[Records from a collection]
○ ○ ○

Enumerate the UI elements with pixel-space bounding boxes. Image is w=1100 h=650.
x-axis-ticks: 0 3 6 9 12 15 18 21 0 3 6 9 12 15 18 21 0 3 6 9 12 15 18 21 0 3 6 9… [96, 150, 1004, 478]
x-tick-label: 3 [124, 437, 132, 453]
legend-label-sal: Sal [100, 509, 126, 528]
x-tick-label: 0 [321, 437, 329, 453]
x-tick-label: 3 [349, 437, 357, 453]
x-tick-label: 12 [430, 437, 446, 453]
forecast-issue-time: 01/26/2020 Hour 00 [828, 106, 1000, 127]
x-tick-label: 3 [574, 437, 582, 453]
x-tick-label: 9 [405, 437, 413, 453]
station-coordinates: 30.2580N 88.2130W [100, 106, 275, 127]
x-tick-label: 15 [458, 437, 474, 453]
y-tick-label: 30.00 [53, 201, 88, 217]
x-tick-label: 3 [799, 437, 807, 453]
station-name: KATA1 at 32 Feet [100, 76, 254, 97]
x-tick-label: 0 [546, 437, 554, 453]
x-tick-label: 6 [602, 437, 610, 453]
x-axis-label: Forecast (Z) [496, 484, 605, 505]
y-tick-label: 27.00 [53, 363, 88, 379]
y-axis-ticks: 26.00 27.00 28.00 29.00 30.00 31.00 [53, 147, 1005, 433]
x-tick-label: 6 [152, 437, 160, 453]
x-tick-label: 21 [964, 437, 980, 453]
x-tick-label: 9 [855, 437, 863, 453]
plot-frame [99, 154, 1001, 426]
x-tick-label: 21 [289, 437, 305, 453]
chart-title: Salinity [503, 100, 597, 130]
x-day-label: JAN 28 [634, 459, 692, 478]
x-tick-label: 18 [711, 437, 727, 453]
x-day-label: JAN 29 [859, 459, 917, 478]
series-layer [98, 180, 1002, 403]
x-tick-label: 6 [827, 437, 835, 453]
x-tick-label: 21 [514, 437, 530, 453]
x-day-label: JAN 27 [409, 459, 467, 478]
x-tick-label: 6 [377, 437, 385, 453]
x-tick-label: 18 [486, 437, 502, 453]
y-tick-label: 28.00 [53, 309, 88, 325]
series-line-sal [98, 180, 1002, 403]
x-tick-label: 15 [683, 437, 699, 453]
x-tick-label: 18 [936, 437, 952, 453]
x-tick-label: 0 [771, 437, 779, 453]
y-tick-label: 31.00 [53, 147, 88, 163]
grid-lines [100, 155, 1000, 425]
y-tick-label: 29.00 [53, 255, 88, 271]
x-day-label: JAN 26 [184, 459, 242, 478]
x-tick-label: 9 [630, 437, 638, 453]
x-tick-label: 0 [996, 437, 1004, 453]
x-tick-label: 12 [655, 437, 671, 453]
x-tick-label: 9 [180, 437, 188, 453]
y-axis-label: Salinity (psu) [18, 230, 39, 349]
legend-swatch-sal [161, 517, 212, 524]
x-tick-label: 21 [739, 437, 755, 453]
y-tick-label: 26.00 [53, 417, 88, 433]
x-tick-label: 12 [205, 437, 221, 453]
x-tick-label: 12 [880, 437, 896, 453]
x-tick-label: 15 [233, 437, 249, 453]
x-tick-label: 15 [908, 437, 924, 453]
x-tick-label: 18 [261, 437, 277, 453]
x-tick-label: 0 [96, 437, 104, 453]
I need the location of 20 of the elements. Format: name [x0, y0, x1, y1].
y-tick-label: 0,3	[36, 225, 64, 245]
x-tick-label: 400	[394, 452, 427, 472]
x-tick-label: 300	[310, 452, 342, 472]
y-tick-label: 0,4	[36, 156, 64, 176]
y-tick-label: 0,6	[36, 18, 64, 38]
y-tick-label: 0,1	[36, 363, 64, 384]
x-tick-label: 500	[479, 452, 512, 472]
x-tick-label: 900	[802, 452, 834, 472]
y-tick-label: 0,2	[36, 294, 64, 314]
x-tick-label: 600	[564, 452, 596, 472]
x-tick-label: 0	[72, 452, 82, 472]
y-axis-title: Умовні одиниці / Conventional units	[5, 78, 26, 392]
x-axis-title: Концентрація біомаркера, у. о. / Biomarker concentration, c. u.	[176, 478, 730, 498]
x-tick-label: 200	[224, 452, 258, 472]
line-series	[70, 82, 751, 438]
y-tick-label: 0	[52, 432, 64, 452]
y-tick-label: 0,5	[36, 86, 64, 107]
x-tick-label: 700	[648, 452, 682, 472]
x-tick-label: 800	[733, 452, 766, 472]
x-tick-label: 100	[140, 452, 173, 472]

○ ○ ○

Put every line from the start of the records through the line containing "x-tick-label: 9 [855, 437, 863, 453]", that line included, into a Markdown table with the columns Row and Line. Number each row and leave out blank lines.

▶ THE SOLUTION:
| Row | Line |
|---|---|
| 1 | Enumerate the UI elements with pixel-space bounding boxes. Image is w=1100 h=650. |
| 2 | x-axis-ticks: 0 3 6 9 12 15 18 21 0 3 6 9 12 15 18 21 0 3 6 9 12 15 18 21 0 3 6 9… [96, 150, 1004, 478] |
| 3 | x-tick-label: 3 [124, 437, 132, 453] |
| 4 | legend-label-sal: Sal [100, 509, 126, 528] |
| 5 | x-tick-label: 0 [321, 437, 329, 453] |
| 6 | x-tick-label: 3 [349, 437, 357, 453] |
| 7 | x-tick-label: 12 [430, 437, 446, 453] |
| 8 | forecast-issue-time: 01/26/2020 Hour 00 [828, 106, 1000, 127] |
| 9 | x-tick-label: 3 [574, 437, 582, 453] |
| 10 | x-tick-label: 9 [405, 437, 413, 453] |
| 11 | station-coordinates: 30.2580N 88.2130W [100, 106, 275, 127] |
| 12 | x-tick-label: 15 [458, 437, 474, 453] |
| 13 | y-tick-label: 30.00 [53, 201, 88, 217] |
| 14 | x-tick-label: 3 [799, 437, 807, 453] |
| 15 | station-name: KATA1 at 32 Feet [100, 76, 254, 97] |
| 16 | x-tick-label: 0 [546, 437, 554, 453] |
| 17 | x-tick-label: 6 [602, 437, 610, 453] |
| 18 | x-axis-label: Forecast (Z) [496, 484, 605, 505] |
| 19 | y-tick-label: 27.00 [53, 363, 88, 379] |
| 20 | y-axis-ticks: 26.00 27.00 28.00 29.00 30.00 31.00 [53, 147, 1005, 433] |
| 21 | x-tick-label: 6 [152, 437, 160, 453] |
| 22 | x-tick-label: 21 [964, 437, 980, 453] |
| 23 | x-tick-label: 9 [855, 437, 863, 453] |